Write out all of the entries that follow, word for word, but skip the pictures.

Raw records:
(begin)

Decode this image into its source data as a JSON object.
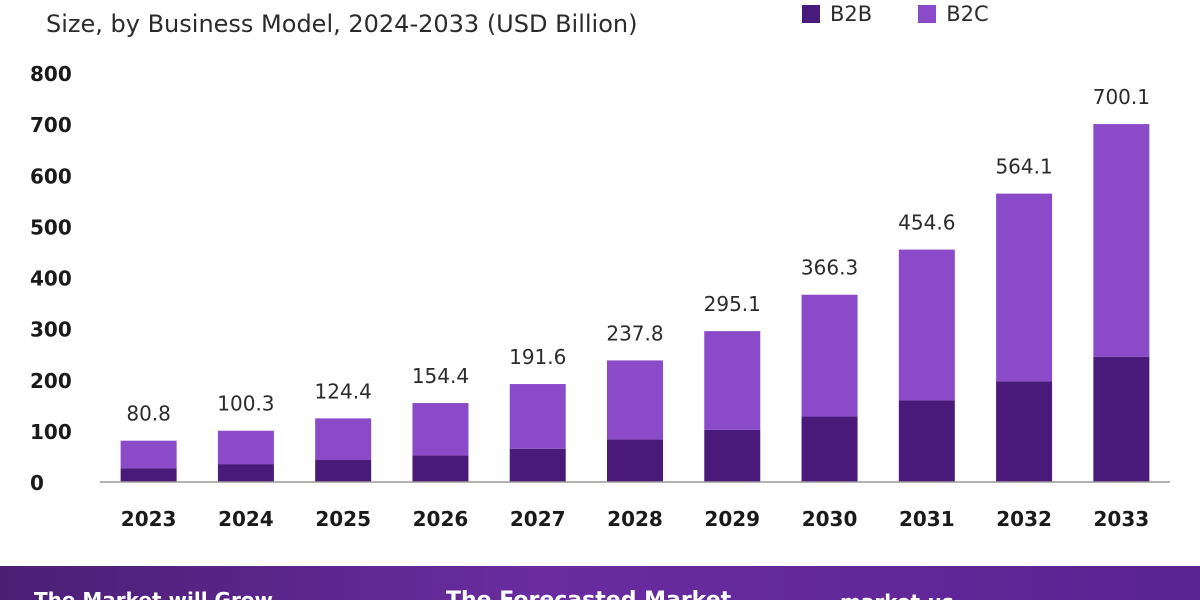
{
  "subtitle": "Size, by Business Model, 2024-2033 (USD Billion)",
  "legend": [
    {
      "label": "B2B",
      "color": "#4a1a7a"
    },
    {
      "label": "B2C",
      "color": "#8b4bc9"
    }
  ],
  "footer": {
    "left_text": "The Market will Grow",
    "mid_text": "The Forecasted Market",
    "right_text": "market.us"
  },
  "chart_data": {
    "type": "bar",
    "stacked": true,
    "categories": [
      "2023",
      "2024",
      "2025",
      "2026",
      "2027",
      "2028",
      "2029",
      "2030",
      "2031",
      "2032",
      "2033"
    ],
    "series": [
      {
        "name": "B2B",
        "values": [
          27,
          35,
          43,
          52,
          65,
          83,
          102,
          128,
          160,
          197,
          245
        ]
      },
      {
        "name": "B2C",
        "values": [
          53.8,
          65.3,
          81.4,
          102.4,
          126.6,
          154.8,
          193.1,
          238.3,
          294.6,
          367.1,
          455.1
        ]
      }
    ],
    "totals": [
      "80.8",
      "100.3",
      "124.4",
      "154.4",
      "191.6",
      "237.8",
      "295.1",
      "366.3",
      "454.6",
      "564.1",
      "700.1"
    ],
    "ylim": [
      0,
      800
    ],
    "yticks": [
      "0",
      "100",
      "200",
      "300",
      "400",
      "500",
      "600",
      "700",
      "800"
    ],
    "grid": false,
    "legend_position": "top-right"
  }
}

(end)

Task output:
Decode this image into its source data as a JSON object.
{
  "subtitle": "Size, by Business Model, 2024-2033 (USD Billion)",
  "legend": [
    {
      "label": "B2B",
      "color": "#4a1a7a"
    },
    {
      "label": "B2C",
      "color": "#8b4bc9"
    }
  ],
  "footer": {
    "left_text": "The Market will Grow",
    "mid_text": "The Forecasted Market",
    "right_text": "market.us"
  },
  "chart_data": {
    "type": "bar",
    "stacked": true,
    "categories": [
      "2023",
      "2024",
      "2025",
      "2026",
      "2027",
      "2028",
      "2029",
      "2030",
      "2031",
      "2032",
      "2033"
    ],
    "series": [
      {
        "name": "B2B",
        "values": [
          27,
          35,
          43,
          52,
          65,
          83,
          102,
          128,
          160,
          197,
          245
        ]
      },
      {
        "name": "B2C",
        "values": [
          53.8,
          65.3,
          81.4,
          102.4,
          126.6,
          154.8,
          193.1,
          238.3,
          294.6,
          367.1,
          455.1
        ]
      }
    ],
    "totals": [
      "80.8",
      "100.3",
      "124.4",
      "154.4",
      "191.6",
      "237.8",
      "295.1",
      "366.3",
      "454.6",
      "564.1",
      "700.1"
    ],
    "ylim": [
      0,
      800
    ],
    "yticks": [
      "0",
      "100",
      "200",
      "300",
      "400",
      "500",
      "600",
      "700",
      "800"
    ],
    "grid": false,
    "legend_position": "top-right"
  }
}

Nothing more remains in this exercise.